>> Start MATERIALS PROVIDED

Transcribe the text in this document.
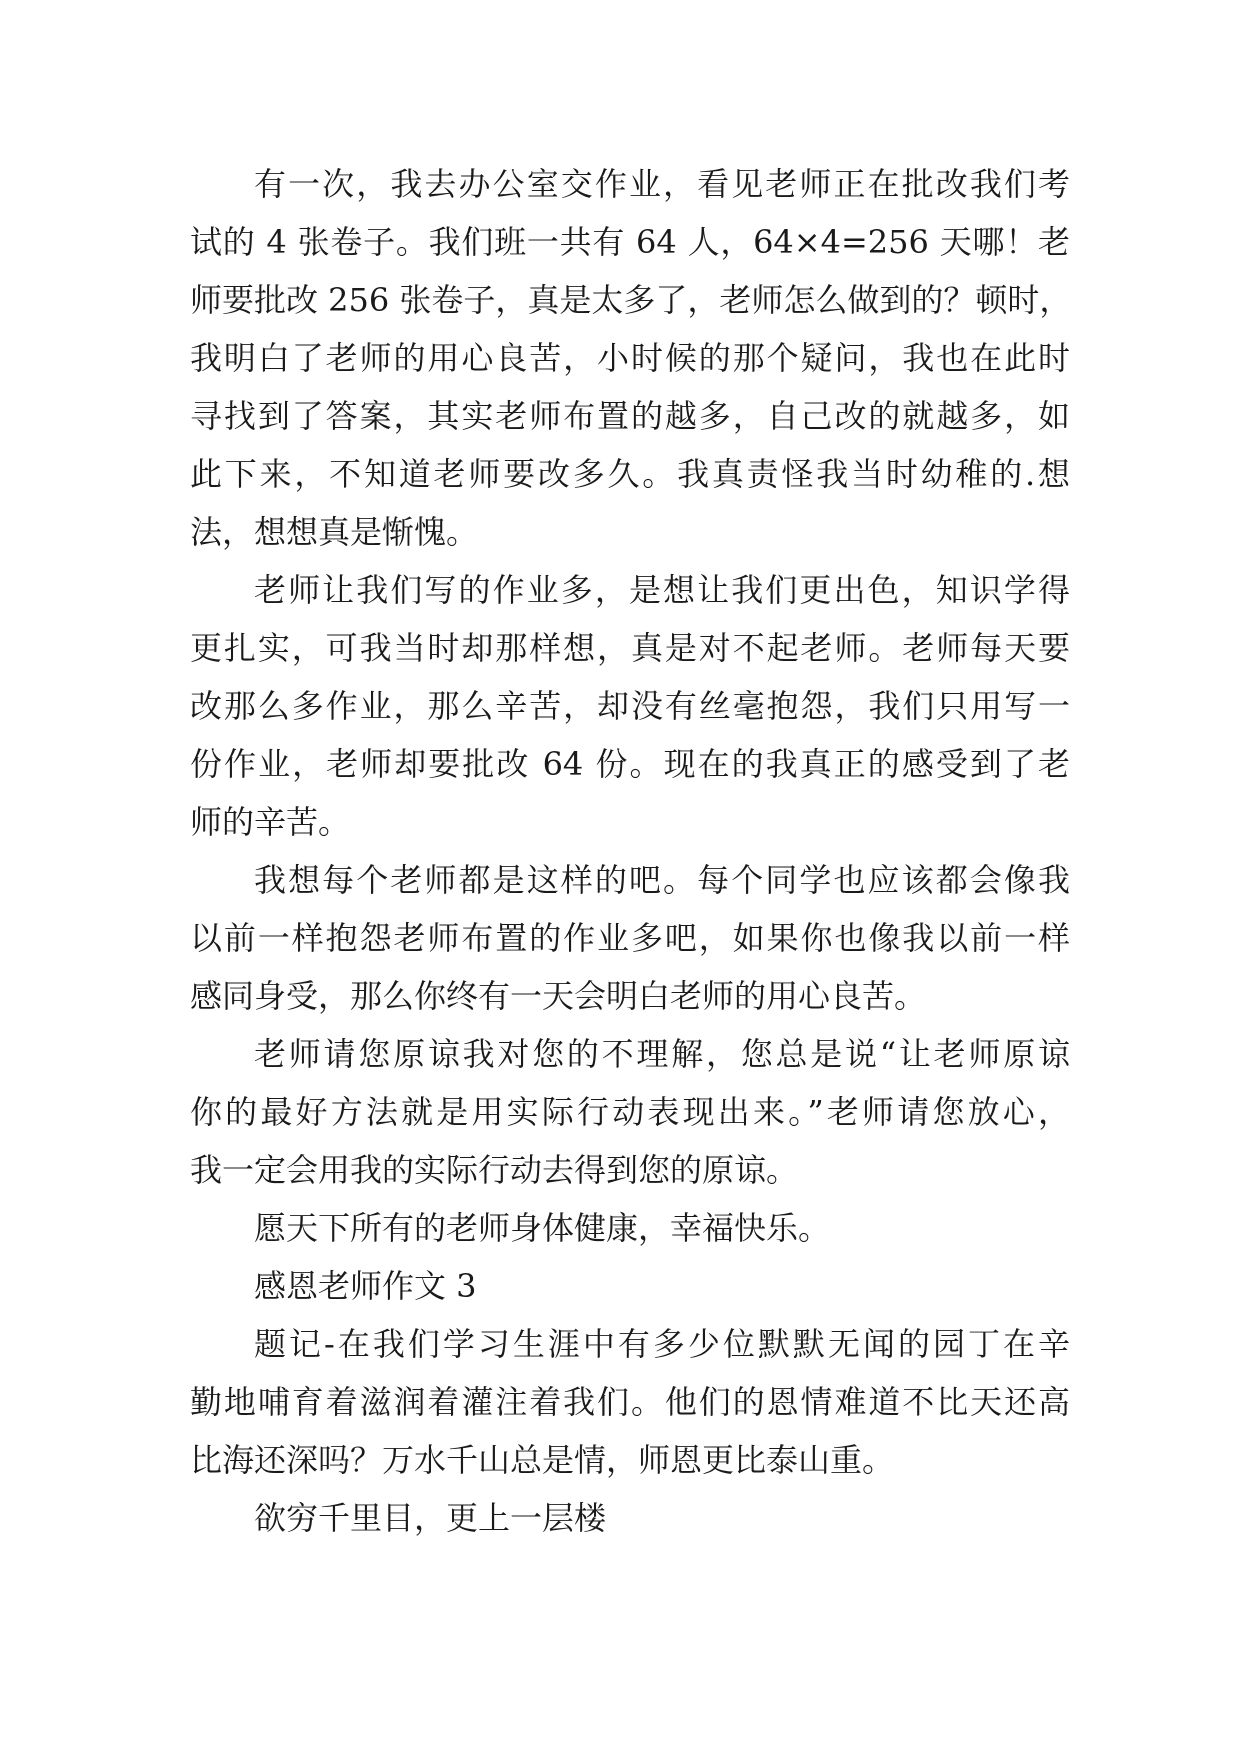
有一次，我去办公室交作业，看见老师正在批改我们考
试的 4 张卷子。我们班一共有 64 人，64×4=256 天哪！老
师要批改 256 张卷子，真是太多了，老师怎么做到的？顿时，
我明白了老师的用心良苦，小时候的那个疑问，我也在此时
寻找到了答案，其实老师布置的越多，自己改的就越多，如
此下来，不知道老师要改多久。我真责怪我当时幼稚的.想
法，想想真是惭愧。
老师让我们写的作业多，是想让我们更出色，知识学得
更扎实，可我当时却那样想，真是对不起老师。老师每天要
改那么多作业，那么辛苦，却没有丝毫抱怨，我们只用写一
份作业，老师却要批改 64 份。现在的我真正的感受到了老
师的辛苦。
我想每个老师都是这样的吧。每个同学也应该都会像我
以前一样抱怨老师布置的作业多吧，如果你也像我以前一样
感同身受，那么你终有一天会明白老师的用心良苦。
老师请您原谅我对您的不理解，您总是说“让老师原谅
你的最好方法就是用实际行动表现出来。”老师请您放心，
我一定会用我的实际行动去得到您的原谅。
愿天下所有的老师身体健康，幸福快乐。
感恩老师作文 3
题记-在我们学习生涯中有多少位默默无闻的园丁在辛
勤地哺育着滋润着灌注着我们。他们的恩情难道不比天还高
比海还深吗？万水千山总是情，师恩更比泰山重。
欲穷千里目，更上一层楼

>> End MATERIALS PROVIDED

**TASK DESCRIPTION:** Reproduce all entries exactly. Pictures do not belong in the copy.

**SOLUTION TO THE PROBLEM:**
Transcribe the text in this document.
有一次，我去办公室交作业，看见老师正在批改我们考
试的 4 张卷子。我们班一共有 64 人，64×4=256 天哪！老
师要批改 256 张卷子，真是太多了，老师怎么做到的？顿时，
我明白了老师的用心良苦，小时候的那个疑问，我也在此时
寻找到了答案，其实老师布置的越多，自己改的就越多，如
此下来，不知道老师要改多久。我真责怪我当时幼稚的.想
法，想想真是惭愧。
老师让我们写的作业多，是想让我们更出色，知识学得
更扎实，可我当时却那样想，真是对不起老师。老师每天要
改那么多作业，那么辛苦，却没有丝毫抱怨，我们只用写一
份作业，老师却要批改 64 份。现在的我真正的感受到了老
师的辛苦。
我想每个老师都是这样的吧。每个同学也应该都会像我
以前一样抱怨老师布置的作业多吧，如果你也像我以前一样
感同身受，那么你终有一天会明白老师的用心良苦。
老师请您原谅我对您的不理解，您总是说“让老师原谅
你的最好方法就是用实际行动表现出来。”老师请您放心，
我一定会用我的实际行动去得到您的原谅。
愿天下所有的老师身体健康，幸福快乐。
感恩老师作文 3
题记-在我们学习生涯中有多少位默默无闻的园丁在辛
勤地哺育着滋润着灌注着我们。他们的恩情难道不比天还高
比海还深吗？万水千山总是情，师恩更比泰山重。
欲穷千里目，更上一层楼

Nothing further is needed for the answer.